▶ [What you have to do] Check each line of the entries below for the string "possible"; copy every line where it appears.

* START Supplied data *

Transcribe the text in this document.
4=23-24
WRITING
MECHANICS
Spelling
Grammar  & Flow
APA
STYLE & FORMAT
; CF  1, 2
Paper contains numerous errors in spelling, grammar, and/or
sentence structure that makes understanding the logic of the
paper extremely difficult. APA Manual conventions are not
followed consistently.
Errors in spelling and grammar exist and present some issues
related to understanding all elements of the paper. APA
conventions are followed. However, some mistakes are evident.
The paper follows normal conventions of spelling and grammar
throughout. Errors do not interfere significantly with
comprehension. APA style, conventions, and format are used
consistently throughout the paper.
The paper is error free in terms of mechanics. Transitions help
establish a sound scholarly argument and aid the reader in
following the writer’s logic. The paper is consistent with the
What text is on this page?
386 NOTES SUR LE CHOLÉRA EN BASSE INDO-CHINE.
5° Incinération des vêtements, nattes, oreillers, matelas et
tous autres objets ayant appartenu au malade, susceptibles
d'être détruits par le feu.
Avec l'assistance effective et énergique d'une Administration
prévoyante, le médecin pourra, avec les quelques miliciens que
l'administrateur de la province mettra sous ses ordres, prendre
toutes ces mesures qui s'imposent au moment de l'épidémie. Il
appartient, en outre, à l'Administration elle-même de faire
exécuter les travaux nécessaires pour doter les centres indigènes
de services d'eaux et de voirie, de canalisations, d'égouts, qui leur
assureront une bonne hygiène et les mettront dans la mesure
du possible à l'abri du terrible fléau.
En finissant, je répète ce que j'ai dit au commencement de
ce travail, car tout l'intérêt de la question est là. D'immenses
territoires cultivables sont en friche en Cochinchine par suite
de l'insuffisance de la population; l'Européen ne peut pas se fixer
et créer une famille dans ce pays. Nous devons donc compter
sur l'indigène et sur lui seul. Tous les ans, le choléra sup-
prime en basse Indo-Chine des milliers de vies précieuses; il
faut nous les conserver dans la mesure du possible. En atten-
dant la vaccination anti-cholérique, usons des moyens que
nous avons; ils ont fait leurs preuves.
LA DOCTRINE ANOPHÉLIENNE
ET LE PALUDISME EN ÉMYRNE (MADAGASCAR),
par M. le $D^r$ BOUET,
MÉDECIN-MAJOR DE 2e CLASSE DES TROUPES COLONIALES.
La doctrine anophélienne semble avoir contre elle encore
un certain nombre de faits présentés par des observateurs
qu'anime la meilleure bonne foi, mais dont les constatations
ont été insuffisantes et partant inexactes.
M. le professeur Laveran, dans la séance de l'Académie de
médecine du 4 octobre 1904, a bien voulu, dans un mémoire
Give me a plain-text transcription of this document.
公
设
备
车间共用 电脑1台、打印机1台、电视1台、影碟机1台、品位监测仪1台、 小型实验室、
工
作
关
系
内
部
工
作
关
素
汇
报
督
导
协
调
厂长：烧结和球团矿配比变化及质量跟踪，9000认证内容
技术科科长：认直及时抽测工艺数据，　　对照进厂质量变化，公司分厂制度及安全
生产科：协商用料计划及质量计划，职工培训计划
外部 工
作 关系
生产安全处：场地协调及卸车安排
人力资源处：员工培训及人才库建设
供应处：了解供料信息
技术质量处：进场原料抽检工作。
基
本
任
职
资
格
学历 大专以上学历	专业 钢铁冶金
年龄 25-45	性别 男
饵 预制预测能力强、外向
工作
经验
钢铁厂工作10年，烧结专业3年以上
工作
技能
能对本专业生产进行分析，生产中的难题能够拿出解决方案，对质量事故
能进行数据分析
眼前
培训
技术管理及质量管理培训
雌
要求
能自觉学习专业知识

* END Supplied data *

▶ [Response to this task]
du possible à l'abri du terrible fléau.
faut nous les conserver dans la mesure du possible. En atten-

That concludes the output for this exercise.